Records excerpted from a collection

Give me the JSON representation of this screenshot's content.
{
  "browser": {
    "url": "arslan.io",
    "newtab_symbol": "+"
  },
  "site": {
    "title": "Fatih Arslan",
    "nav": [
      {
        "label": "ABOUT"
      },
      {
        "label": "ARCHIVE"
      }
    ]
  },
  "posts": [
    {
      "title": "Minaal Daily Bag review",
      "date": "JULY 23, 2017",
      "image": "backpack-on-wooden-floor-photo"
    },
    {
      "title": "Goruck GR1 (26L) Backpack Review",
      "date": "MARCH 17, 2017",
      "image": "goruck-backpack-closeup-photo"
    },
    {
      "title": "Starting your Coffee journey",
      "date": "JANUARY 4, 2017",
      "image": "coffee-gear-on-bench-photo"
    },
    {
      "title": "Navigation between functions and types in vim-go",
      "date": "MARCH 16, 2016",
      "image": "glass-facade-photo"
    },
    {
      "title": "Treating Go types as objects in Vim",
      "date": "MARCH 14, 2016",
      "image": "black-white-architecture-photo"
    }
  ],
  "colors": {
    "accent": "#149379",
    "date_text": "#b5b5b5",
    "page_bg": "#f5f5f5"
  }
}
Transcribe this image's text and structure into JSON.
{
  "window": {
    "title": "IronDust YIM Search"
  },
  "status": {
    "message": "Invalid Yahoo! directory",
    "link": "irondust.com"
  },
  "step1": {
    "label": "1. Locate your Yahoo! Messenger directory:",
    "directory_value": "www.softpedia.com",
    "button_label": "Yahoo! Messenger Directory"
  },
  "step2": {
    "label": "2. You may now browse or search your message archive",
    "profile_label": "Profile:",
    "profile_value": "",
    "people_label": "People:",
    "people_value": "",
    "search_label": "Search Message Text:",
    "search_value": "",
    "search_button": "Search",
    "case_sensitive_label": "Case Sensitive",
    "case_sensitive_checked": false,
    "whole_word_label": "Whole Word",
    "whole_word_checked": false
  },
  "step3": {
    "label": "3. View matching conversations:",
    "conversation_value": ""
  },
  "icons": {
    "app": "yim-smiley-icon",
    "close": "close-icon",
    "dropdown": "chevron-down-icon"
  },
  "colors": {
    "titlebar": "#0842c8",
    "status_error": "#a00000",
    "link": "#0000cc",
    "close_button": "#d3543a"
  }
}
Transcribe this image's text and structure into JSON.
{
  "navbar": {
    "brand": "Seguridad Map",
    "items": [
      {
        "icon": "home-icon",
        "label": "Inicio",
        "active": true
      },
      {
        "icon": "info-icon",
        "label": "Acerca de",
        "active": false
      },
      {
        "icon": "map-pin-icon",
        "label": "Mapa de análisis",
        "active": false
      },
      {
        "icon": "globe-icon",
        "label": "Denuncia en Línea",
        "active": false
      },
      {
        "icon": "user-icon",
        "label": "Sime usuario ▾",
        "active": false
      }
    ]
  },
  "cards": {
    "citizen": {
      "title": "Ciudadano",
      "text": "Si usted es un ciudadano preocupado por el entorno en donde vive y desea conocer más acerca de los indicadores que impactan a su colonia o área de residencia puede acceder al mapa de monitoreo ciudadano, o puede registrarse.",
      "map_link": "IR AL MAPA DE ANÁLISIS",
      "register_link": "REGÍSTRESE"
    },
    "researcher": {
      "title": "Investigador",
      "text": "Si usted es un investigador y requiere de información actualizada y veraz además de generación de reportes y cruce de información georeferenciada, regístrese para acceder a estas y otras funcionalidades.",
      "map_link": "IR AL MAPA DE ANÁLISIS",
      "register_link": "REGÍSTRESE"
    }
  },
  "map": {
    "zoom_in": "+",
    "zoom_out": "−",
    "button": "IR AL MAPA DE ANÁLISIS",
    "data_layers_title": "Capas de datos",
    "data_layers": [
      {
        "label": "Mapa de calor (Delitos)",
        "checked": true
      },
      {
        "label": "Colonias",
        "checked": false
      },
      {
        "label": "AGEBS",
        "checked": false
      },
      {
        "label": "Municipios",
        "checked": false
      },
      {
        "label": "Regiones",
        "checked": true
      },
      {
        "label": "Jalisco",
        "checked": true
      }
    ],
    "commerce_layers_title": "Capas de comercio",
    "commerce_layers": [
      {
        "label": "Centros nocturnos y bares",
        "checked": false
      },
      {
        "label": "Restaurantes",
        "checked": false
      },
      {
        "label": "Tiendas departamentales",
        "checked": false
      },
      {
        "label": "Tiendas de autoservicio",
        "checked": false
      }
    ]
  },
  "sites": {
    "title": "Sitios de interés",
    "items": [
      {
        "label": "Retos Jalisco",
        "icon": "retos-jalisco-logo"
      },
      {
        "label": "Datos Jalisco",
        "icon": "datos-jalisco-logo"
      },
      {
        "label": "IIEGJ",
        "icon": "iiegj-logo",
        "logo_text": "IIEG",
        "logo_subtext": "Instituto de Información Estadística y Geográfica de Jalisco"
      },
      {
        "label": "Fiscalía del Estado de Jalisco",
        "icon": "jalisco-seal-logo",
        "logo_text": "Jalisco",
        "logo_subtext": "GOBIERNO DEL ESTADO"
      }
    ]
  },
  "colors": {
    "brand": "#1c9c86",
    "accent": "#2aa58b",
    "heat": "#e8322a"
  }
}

__PROBLEM TO SOLVE__.
Give all the records again. Match them exactly.

__SOLUTION FOR THIS PROBLEM__.
Give me the JSON representation of this screenshot's content.
{
  "browser": {
    "url": "arslan.io",
    "newtab_symbol": "+"
  },
  "site": {
    "title": "Fatih Arslan",
    "nav": [
      {
        "label": "ABOUT"
      },
      {
        "label": "ARCHIVE"
      }
    ]
  },
  "posts": [
    {
      "title": "Minaal Daily Bag review",
      "date": "JULY 23, 2017",
      "image": "backpack-on-wooden-floor-photo"
    },
    {
      "title": "Goruck GR1 (26L) Backpack Review",
      "date": "MARCH 17, 2017",
      "image": "goruck-backpack-closeup-photo"
    },
    {
      "title": "Starting your Coffee journey",
      "date": "JANUARY 4, 2017",
      "image": "coffee-gear-on-bench-photo"
    },
    {
      "title": "Navigation between functions and types in vim-go",
      "date": "MARCH 16, 2016",
      "image": "glass-facade-photo"
    },
    {
      "title": "Treating Go types as objects in Vim",
      "date": "MARCH 14, 2016",
      "image": "black-white-architecture-photo"
    }
  ],
  "colors": {
    "accent": "#149379",
    "date_text": "#b5b5b5",
    "page_bg": "#f5f5f5"
  }
}
Transcribe this image's text and structure into JSON.
{
  "window": {
    "title": "IronDust YIM Search"
  },
  "status": {
    "message": "Invalid Yahoo! directory",
    "link": "irondust.com"
  },
  "step1": {
    "label": "1. Locate your Yahoo! Messenger directory:",
    "directory_value": "www.softpedia.com",
    "button_label": "Yahoo! Messenger Directory"
  },
  "step2": {
    "label": "2. You may now browse or search your message archive",
    "profile_label": "Profile:",
    "profile_value": "",
    "people_label": "People:",
    "people_value": "",
    "search_label": "Search Message Text:",
    "search_value": "",
    "search_button": "Search",
    "case_sensitive_label": "Case Sensitive",
    "case_sensitive_checked": false,
    "whole_word_label": "Whole Word",
    "whole_word_checked": false
  },
  "step3": {
    "label": "3. View matching conversations:",
    "conversation_value": ""
  },
  "icons": {
    "app": "yim-smiley-icon",
    "close": "close-icon",
    "dropdown": "chevron-down-icon"
  },
  "colors": {
    "titlebar": "#0842c8",
    "status_error": "#a00000",
    "link": "#0000cc",
    "close_button": "#d3543a"
  }
}
Transcribe this image's text and structure into JSON.
{
  "navbar": {
    "brand": "Seguridad Map",
    "items": [
      {
        "icon": "home-icon",
        "label": "Inicio",
        "active": true
      },
      {
        "icon": "info-icon",
        "label": "Acerca de",
        "active": false
      },
      {
        "icon": "map-pin-icon",
        "label": "Mapa de análisis",
        "active": false
      },
      {
        "icon": "globe-icon",
        "label": "Denuncia en Línea",
        "active": false
      },
      {
        "icon": "user-icon",
        "label": "Sime usuario ▾",
        "active": false
      }
    ]
  },
  "cards": {
    "citizen": {
      "title": "Ciudadano",
      "text": "Si usted es un ciudadano preocupado por el entorno en donde vive y desea conocer más acerca de los indicadores que impactan a su colonia o área de residencia puede acceder al mapa de monitoreo ciudadano, o puede registrarse.",
      "map_link": "IR AL MAPA DE ANÁLISIS",
      "register_link": "REGÍSTRESE"
    },
    "researcher": {
      "title": "Investigador",
      "text": "Si usted es un investigador y requiere de información actualizada y veraz además de generación de reportes y cruce de información georeferenciada, regístrese para acceder a estas y otras funcionalidades.",
      "map_link": "IR AL MAPA DE ANÁLISIS",
      "register_link": "REGÍSTRESE"
    }
  },
  "map": {
    "zoom_in": "+",
    "zoom_out": "−",
    "button": "IR AL MAPA DE ANÁLISIS",
    "data_layers_title": "Capas de datos",
    "data_layers": [
      {
        "label": "Mapa de calor (Delitos)",
        "checked": true
      },
      {
        "label": "Colonias",
        "checked": false
      },
      {
        "label": "AGEBS",
        "checked": false
      },
      {
        "label": "Municipios",
        "checked": false
      },
      {
        "label": "Regiones",
        "checked": true
      },
      {
        "label": "Jalisco",
        "checked": true
      }
    ],
    "commerce_layers_title": "Capas de comercio",
    "commerce_layers": [
      {
        "label": "Centros nocturnos y bares",
        "checked": false
      },
      {
        "label": "Restaurantes",
        "checked": false
      },
      {
        "label": "Tiendas departamentales",
        "checked": false
      },
      {
        "label": "Tiendas de autoservicio",
        "checked": false
      }
    ]
  },
  "sites": {
    "title": "Sitios de interés",
    "items": [
      {
        "label": "Retos Jalisco",
        "icon": "retos-jalisco-logo"
      },
      {
        "label": "Datos Jalisco",
        "icon": "datos-jalisco-logo"
      },
      {
        "label": "IIEGJ",
        "icon": "iiegj-logo",
        "logo_text": "IIEG",
        "logo_subtext": "Instituto de Información Estadística y Geográfica de Jalisco"
      },
      {
        "label": "Fiscalía del Estado de Jalisco",
        "icon": "jalisco-seal-logo",
        "logo_text": "Jalisco",
        "logo_subtext": "GOBIERNO DEL ESTADO"
      }
    ]
  },
  "colors": {
    "brand": "#1c9c86",
    "accent": "#2aa58b",
    "heat": "#e8322a"
  }
}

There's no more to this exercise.